Work out how many lines hold the string "offset". Give that number and nothing more.
┄┄┄┄┄┄
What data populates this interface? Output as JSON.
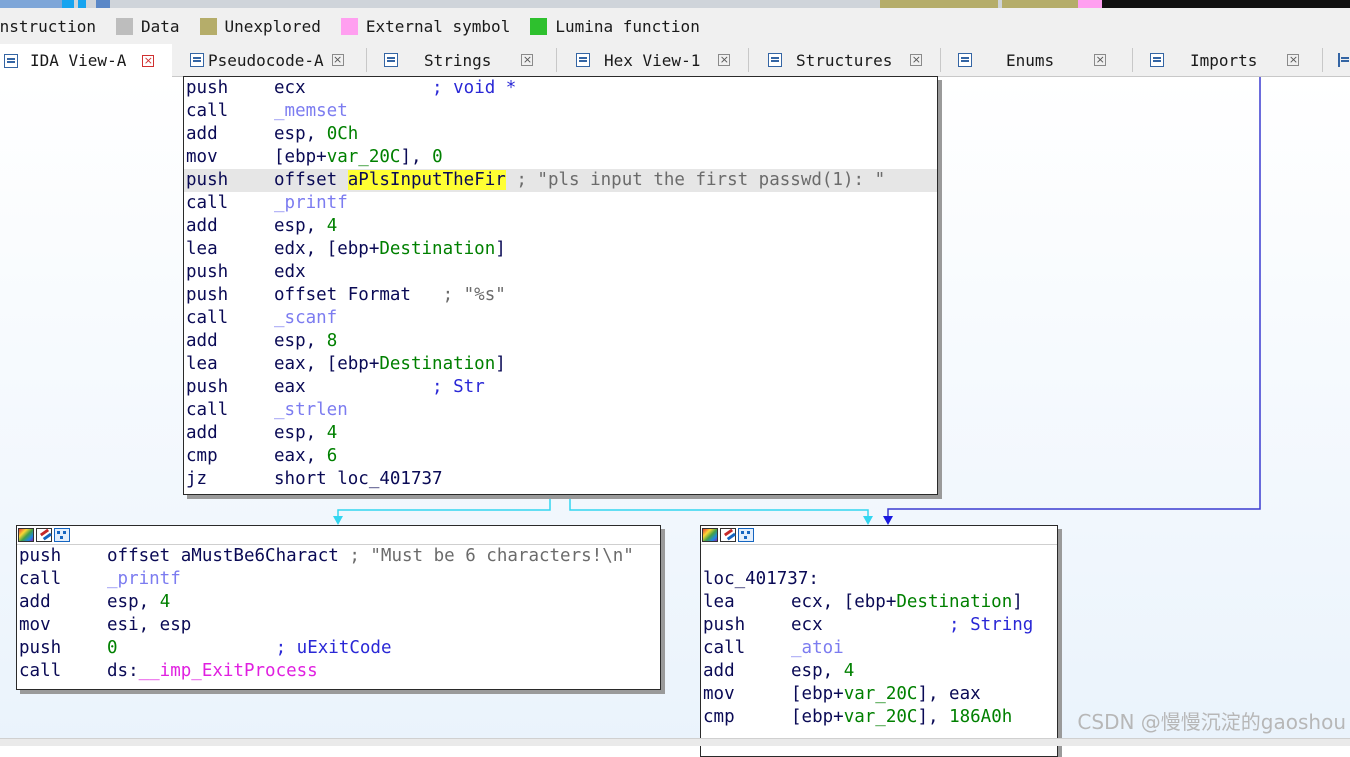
{
  "legend": [
    {
      "label": "Instruction",
      "color": "#bdbdbd"
    },
    {
      "label": "Data",
      "color": "#bdbdbd"
    },
    {
      "label": "Unexplored",
      "color": "#b5ad6a"
    },
    {
      "label": "External symbol",
      "color": "#ff9ff0"
    },
    {
      "label": "Lumina function",
      "color": "#2ec02e"
    }
  ],
  "tabs": [
    {
      "label": "IDA View-A",
      "icon": "graph-view-icon",
      "active": true
    },
    {
      "label": "Pseudocode-A",
      "icon": "pseudocode-icon"
    },
    {
      "label": "Strings",
      "icon": "strings-icon"
    },
    {
      "label": "Hex View-1",
      "icon": "hex-view-icon"
    },
    {
      "label": "Structures",
      "icon": "structures-icon"
    },
    {
      "label": "Enums",
      "icon": "enums-icon"
    },
    {
      "label": "Imports",
      "icon": "imports-icon"
    }
  ],
  "close_glyph": "×",
  "graph": {
    "node_main": [
      {
        "m": "push",
        "o": [
          {
            "t": "ecx            "
          },
          {
            "t": "; void *",
            "c": "cmt-b"
          }
        ]
      },
      {
        "m": "call",
        "o": [
          {
            "t": "_memset",
            "c": "fn"
          }
        ]
      },
      {
        "m": "add",
        "o": [
          {
            "t": "esp, "
          },
          {
            "t": "0Ch",
            "c": "num"
          }
        ]
      },
      {
        "m": "mov",
        "o": [
          {
            "t": "[ebp+"
          },
          {
            "t": "var_20C",
            "c": "var"
          },
          {
            "t": "], "
          },
          {
            "t": "0",
            "c": "num"
          }
        ]
      },
      {
        "m": "push",
        "hl": true,
        "o": [
          {
            "t": "offset "
          },
          {
            "t": "aPlsInputTheFir",
            "c": "hl"
          },
          {
            "t": " "
          },
          {
            "t": "; \"pls input the first passwd(1): \"",
            "c": "cmt"
          }
        ]
      },
      {
        "m": "call",
        "o": [
          {
            "t": "_printf",
            "c": "fn"
          }
        ]
      },
      {
        "m": "add",
        "o": [
          {
            "t": "esp, "
          },
          {
            "t": "4",
            "c": "num"
          }
        ]
      },
      {
        "m": "lea",
        "o": [
          {
            "t": "edx, [ebp+"
          },
          {
            "t": "Destination",
            "c": "var"
          },
          {
            "t": "]"
          }
        ]
      },
      {
        "m": "push",
        "o": [
          {
            "t": "edx"
          }
        ]
      },
      {
        "m": "push",
        "o": [
          {
            "t": "offset Format   "
          },
          {
            "t": "; \"%s\"",
            "c": "cmt"
          }
        ]
      },
      {
        "m": "call",
        "o": [
          {
            "t": "_scanf",
            "c": "fn"
          }
        ]
      },
      {
        "m": "add",
        "o": [
          {
            "t": "esp, "
          },
          {
            "t": "8",
            "c": "num"
          }
        ]
      },
      {
        "m": "lea",
        "o": [
          {
            "t": "eax, [ebp+"
          },
          {
            "t": "Destination",
            "c": "var"
          },
          {
            "t": "]"
          }
        ]
      },
      {
        "m": "push",
        "o": [
          {
            "t": "eax            "
          },
          {
            "t": "; Str",
            "c": "cmt-b"
          }
        ]
      },
      {
        "m": "call",
        "o": [
          {
            "t": "_strlen",
            "c": "fn"
          }
        ]
      },
      {
        "m": "add",
        "o": [
          {
            "t": "esp, "
          },
          {
            "t": "4",
            "c": "num"
          }
        ]
      },
      {
        "m": "cmp",
        "o": [
          {
            "t": "eax, "
          },
          {
            "t": "6",
            "c": "num"
          }
        ]
      },
      {
        "m": "jz",
        "o": [
          {
            "t": "short loc_401737"
          }
        ]
      }
    ],
    "node_left": [
      {
        "m": "push",
        "o": [
          {
            "t": "offset aMustBe6Charact "
          },
          {
            "t": "; \"Must be 6 characters!\\n\"",
            "c": "cmt"
          }
        ]
      },
      {
        "m": "call",
        "o": [
          {
            "t": "_printf",
            "c": "fn"
          }
        ]
      },
      {
        "m": "add",
        "o": [
          {
            "t": "esp, "
          },
          {
            "t": "4",
            "c": "num"
          }
        ]
      },
      {
        "m": "mov",
        "o": [
          {
            "t": "esi, esp"
          }
        ]
      },
      {
        "m": "push",
        "o": [
          {
            "t": "0",
            "c": "num"
          },
          {
            "t": "               "
          },
          {
            "t": "; uExitCode",
            "c": "cmt-b"
          }
        ]
      },
      {
        "m": "call",
        "o": [
          {
            "t": "ds:"
          },
          {
            "t": "__imp_ExitProcess",
            "c": "imp"
          }
        ]
      }
    ],
    "node_right": [
      {
        "m": "",
        "o": []
      },
      {
        "label": "loc_401737:"
      },
      {
        "m": "lea",
        "o": [
          {
            "t": "ecx, [ebp+"
          },
          {
            "t": "Destination",
            "c": "var"
          },
          {
            "t": "]"
          }
        ]
      },
      {
        "m": "push",
        "o": [
          {
            "t": "ecx            "
          },
          {
            "t": "; String",
            "c": "cmt-b"
          }
        ]
      },
      {
        "m": "call",
        "o": [
          {
            "t": "_atoi",
            "c": "fn"
          }
        ]
      },
      {
        "m": "add",
        "o": [
          {
            "t": "esp, "
          },
          {
            "t": "4",
            "c": "num"
          }
        ]
      },
      {
        "m": "mov",
        "o": [
          {
            "t": "[ebp+"
          },
          {
            "t": "var_20C",
            "c": "var"
          },
          {
            "t": "], eax"
          }
        ]
      },
      {
        "m": "cmp",
        "o": [
          {
            "t": "[ebp+"
          },
          {
            "t": "var_20C",
            "c": "var"
          },
          {
            "t": "], "
          },
          {
            "t": "186A0h",
            "c": "num"
          }
        ]
      }
    ]
  },
  "colors": {
    "edge_true": "#33d6f0",
    "edge_back": "#3b3bd0"
  },
  "watermark": "CSDN @慢慢沉淀的gaoshou"
}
┄┄┄┄┄┄
Answer to this exercise: 3